Am 7. März 2016 verhandelten Merkel, Rutte und Davutoğlu kein Abkommen. Auf einem Gipfeltreffen der EU-Staatschefs und der Türkei am 18. März 2016 bestätigten die Teilnehmer die vorher besprochenen Vereinbarungen, unterzeichneten aber kein gemeinsames Dokument. Beiden Seiten, Türkei und EU, gaben lediglich Pressemitteilungen heraus.
Bei dem Punkt, dass nie ein förmliches Abkommen zustande kam, handelt es sich nicht nur um eine Formalie. Denn ein Abkommen hätte dem EU-Parlament und möglicherweise auch denen der Mitgliedsstaaten vorgelegt werden müssen, zumal es um weitreichende finanzielle Verpflichtungen der EU-Seite ging. Abgeordnete hätten dann auch die Möglichkeit gehabt, sich Dokumente über die Vorgeschichte eines Abkommens vorlegen zu lassen, einschließlich eventueller Nebenverabredungen.
Auch eine mündliche Vereinbarung kann Vertragscharakter annehmen, wenn beide Seiten den Willen zeigen, sich daran zu halten. Allerdings ist seine Bindungswirkung geringer als die eines von offiziellen Vertretern unterschriebener und von Parlamenten ratifizierter Vertrag.
Dass ein EU-Türkei-Vertrag formal nicht existiert, bestätigte gewissermaßen offiziell der Europäische Gerichtshof mit seinem Urteil vom Februar 2017 (Rechtssachen T-192/16, T-193/16, T-257/16). Damals hatten zwei Pakistaner und ein Afghane gegen das, wie sie es interpretierten, EU-Türkei-Abkommen geklagt. Das Gericht urteilte, es gebe einen solchen Vertrag nicht, höchstens einen „EU-Turkey-Statement“ beziehungsweise einen gemeinsamer Aktionsplan („joint action plan“). Gegen ein Abkommen, das so nicht existiere, könne eine Klage keinen Erfolg haben.

— GEZEIGTE LISTE —
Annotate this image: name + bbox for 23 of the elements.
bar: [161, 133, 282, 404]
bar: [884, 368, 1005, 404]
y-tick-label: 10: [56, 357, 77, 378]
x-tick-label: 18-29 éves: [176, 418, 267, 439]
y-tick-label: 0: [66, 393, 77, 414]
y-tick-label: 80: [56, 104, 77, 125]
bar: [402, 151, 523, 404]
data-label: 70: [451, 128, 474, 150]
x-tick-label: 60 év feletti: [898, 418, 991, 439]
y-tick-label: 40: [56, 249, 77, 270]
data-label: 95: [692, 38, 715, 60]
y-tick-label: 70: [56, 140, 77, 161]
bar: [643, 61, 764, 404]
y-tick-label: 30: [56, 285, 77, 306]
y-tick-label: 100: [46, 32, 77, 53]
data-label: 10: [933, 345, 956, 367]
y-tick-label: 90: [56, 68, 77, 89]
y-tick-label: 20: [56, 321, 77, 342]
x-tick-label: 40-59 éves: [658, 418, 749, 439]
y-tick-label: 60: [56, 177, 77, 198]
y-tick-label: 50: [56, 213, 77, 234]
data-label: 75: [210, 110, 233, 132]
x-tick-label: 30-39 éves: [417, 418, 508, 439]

— KURZE AUFGABE A —
Wiederhole die Zeilen der Liste wortgetreu, beginnend mit ihrer ersten Zeile und weiter bis einschließlich der Zeile mit „x-tick-label: 40-59 éves: [658, 418, 749, 439]“.
— KURZE AUFGABE B —
Knüpfe an den Text über die Vereinbarung zwischen der EU und der Türkei an und schreibe ihn nach seinem letzten Satz weiter.

— SCHRIFTLICHE ANTWORT A —
Annotate this image: name + bbox for 23 of the elements.
bar: [161, 133, 282, 404]
bar: [884, 368, 1005, 404]
y-tick-label: 10: [56, 357, 77, 378]
x-tick-label: 18-29 éves: [176, 418, 267, 439]
y-tick-label: 0: [66, 393, 77, 414]
y-tick-label: 80: [56, 104, 77, 125]
bar: [402, 151, 523, 404]
data-label: 70: [451, 128, 474, 150]
x-tick-label: 60 év feletti: [898, 418, 991, 439]
y-tick-label: 40: [56, 249, 77, 270]
data-label: 95: [692, 38, 715, 60]
y-tick-label: 70: [56, 140, 77, 161]
bar: [643, 61, 764, 404]
y-tick-label: 30: [56, 285, 77, 306]
y-tick-label: 100: [46, 32, 77, 53]
data-label: 10: [933, 345, 956, 367]
y-tick-label: 90: [56, 68, 77, 89]
y-tick-label: 20: [56, 321, 77, 342]
x-tick-label: 40-59 éves: [658, 418, 749, 439]

— SCHRIFTLICHE ANTWORT B —
Von EU-Seite, bekräftigte der Gerichtshof, gebe es nicht mehr als eine Pressemitteilung („On 18 March 2016, a statement was published on the Council’s website in the form of Press Release No 144/16, designed to give an account of the results of ‘the third meeting since November 2015 dedicated to deepening Turkey-EU relations as well as addressing the migration crisis’ (‘the meeting of 18 March 2016’) between ‘the Members of the European Council’ and ‘their Turkish counterpart’ (‘the EU-Turkey statement’).“
Auch wenn im Kopf der Pressemittelung „EU Council“ gestanden habe, so die Richter, seien die Staatschefs nur in ihrer Funktion als Staatschefs und nicht als Mitglieder des Europäischen Rats in Ankara gewesen:
„In those circumstances, the Court finds that the expression ‘Members of the European Council’ and the term ‘EU’, contained in the EU-Turkey statement as published by means of Press Release No 144/16, must be understood as references to the Heads of State or Government of the European Union who, as during the first and second meetings of the Heads of State or Government on 29 November 2015 and 7 March 2016, met with their Turkish counterpart (…)“
Das Bundespresseamt bat Journalisten trotzdem, von einem „EU-Türkei-Abkommen“ zu sprechen und zu schreiben, da „Deal“ – was etliche Medien benutzten – negativ klinge.
Später benutzte dann die Bundesregierung selbst die Bezeichnung „gemeinsame Erklärung mit der Türkei“.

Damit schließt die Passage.